TRAVAIL DEMANDÉ: Recopiez le passage du texte sur Constantin qui s'ouvre sur les mots « La personnalité de » et se clôt sur « de conscience impériale. », en y substituant « détroit du Bosphore » à « Bosphore ».

TEXTE DE LA PAGE:

===

La crise des années 250/280 et les ruines engendrées vont modifier le contexte; les déesses tutélaires ont failli à leur charge mais si l'Occident se met à douter de ses antiques croyances, il entend relever ses ruines et les préoccupations religieuses deviennent secondaires. Cependant les miséreux sont innombrables et c'est un terrain fertile pour les chrétiens qui vont multiplier les conversions mais l'esprit régnant n'a pas changé et leur influence est maintenant jugée néfaste pour la restauration qui s'impose. Dès lors, les persécutions vont succéder aux regards tolérants qui étaient de mise et deviendront particulièrement sanglantes sous Dioclétien.

La personnalité de Constantin qui, avec l'Édit de Milan, impose la paix religieuse est difficile à cerner. Sa mère, Sainte Hélène, profondément croyante a sans doute joué un grand rôle dans sa décision et les chrétiens du temps ne s'y sont pas trompés qui ont accordé la sainteté à la mère et pas au fils. Parallèlement, le transfert du siège du pouvoir dans une ville nouvelle établie sur le Bosphore va sans doute ruiner les chances de la renaissance qui s'amorçait. Le pouvoir de Rome n'est plus à Rome et l'esprit oriental va ronger le nouvel empire, tandis que les chrétiens s'infiltrent dans tous les rouages de la machine administrative. Le pauvre Julien sera le dernier césar pétri de conscience impériale.

===

DONNÉES FOURNIES:
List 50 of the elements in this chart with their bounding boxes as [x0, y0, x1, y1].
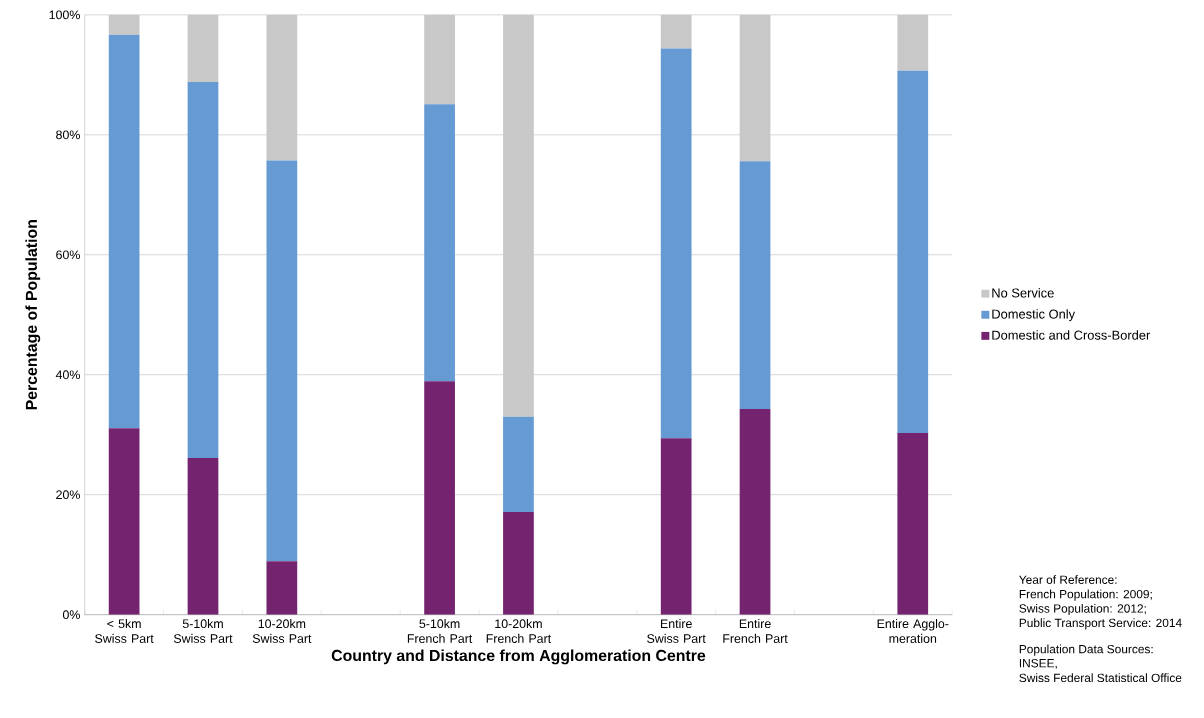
- x-tick-label: 10-20km French Part: [486, 619, 552, 644]
- bar: [187, 82, 219, 459]
- bar: [739, 409, 771, 615]
- bar: [897, 433, 929, 615]
- x-tick-label: 10-20km Swiss Part: [252, 619, 312, 644]
- bar: [897, 70, 929, 434]
- legend-label: Domestic and Cross-Border: [992, 330, 1151, 340]
- bar: [503, 512, 534, 615]
- bar: [424, 14, 455, 105]
- x-tick-label: 5-10km French Part: [407, 619, 473, 644]
- bar: [266, 561, 298, 615]
- x-tick-label: Entire Agglo- meration: [877, 619, 949, 644]
- bar: [503, 14, 534, 417]
- y-tick-label: 0%: [62, 610, 80, 620]
- y-tick-label: 80%: [56, 130, 80, 140]
- bar: [739, 14, 771, 162]
- text: Swiss Federal Statistical Office: [1019, 673, 1182, 683]
- bar: [187, 458, 219, 615]
- y-tick-label: 20%: [56, 490, 80, 500]
- text: Population Data Sources:: [1019, 644, 1153, 656]
- bar: [108, 14, 140, 35]
- legend-label: Domestic Only: [992, 309, 1076, 322]
- x-tick-label: 5-10km Swiss Part: [173, 619, 233, 644]
- bar: [108, 428, 140, 615]
- y-axis-title: Percentage of Population: [25, 220, 41, 410]
- bar: [897, 14, 929, 71]
- bar: [660, 14, 692, 49]
- y-tick-label: 60%: [56, 250, 80, 260]
- legend-label: No Service: [992, 288, 1054, 298]
- x-tick-label: Entire French Part: [723, 619, 788, 644]
- bar: [266, 160, 298, 562]
- bar: [660, 438, 692, 615]
- bar: [424, 381, 455, 615]
- bar: [266, 14, 298, 161]
- x-tick-label: < 5km Swiss Part: [95, 619, 154, 644]
- x-tick-label: Entire Swiss Part: [647, 619, 706, 644]
- text: Swiss Population: 2012;: [1019, 604, 1146, 616]
- bar: [108, 34, 140, 429]
- text: French Population: 2009;: [1019, 589, 1152, 601]
- y-tick-label: 40%: [55, 370, 80, 380]
- text: Year of Reference:: [1019, 575, 1117, 585]
- bar: [503, 416, 534, 513]
- bar: [424, 104, 455, 382]
- text: INSEE,: [1019, 659, 1057, 669]
- bar: [739, 161, 771, 410]
- y-tick-label: 100%: [49, 10, 80, 20]
- text: Public Transport Service: 2014: [1019, 618, 1182, 630]
- x-axis-title: Country and Distance from Agglomeration Centre: [331, 649, 706, 665]
- bar: [187, 14, 219, 83]
- bar: [660, 48, 692, 439]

===

RÉPONSE RÉDIGÉE:
La personnalité de Constantin qui, avec l'Édit de Milan, impose la paix religieuse est difficile à cerner. Sa mère, Sainte Hélène, profondément croyante a sans doute joué un grand rôle dans sa décision et les chrétiens du temps ne s'y sont pas trompés qui ont accordé la sainteté à la mère et pas au fils. Parallèlement, le transfert du siège du pouvoir dans une ville nouvelle établie sur le détroit du Bosphore va sans doute ruiner les chances de la renaissance qui s'amorçait. Le pouvoir de Rome n'est plus à Rome et l'esprit oriental va ronger le nouvel empire, tandis que les chrétiens s'infiltrent dans tous les rouages de la machine administrative. Le pauvre Julien sera le dernier césar pétri de conscience impériale.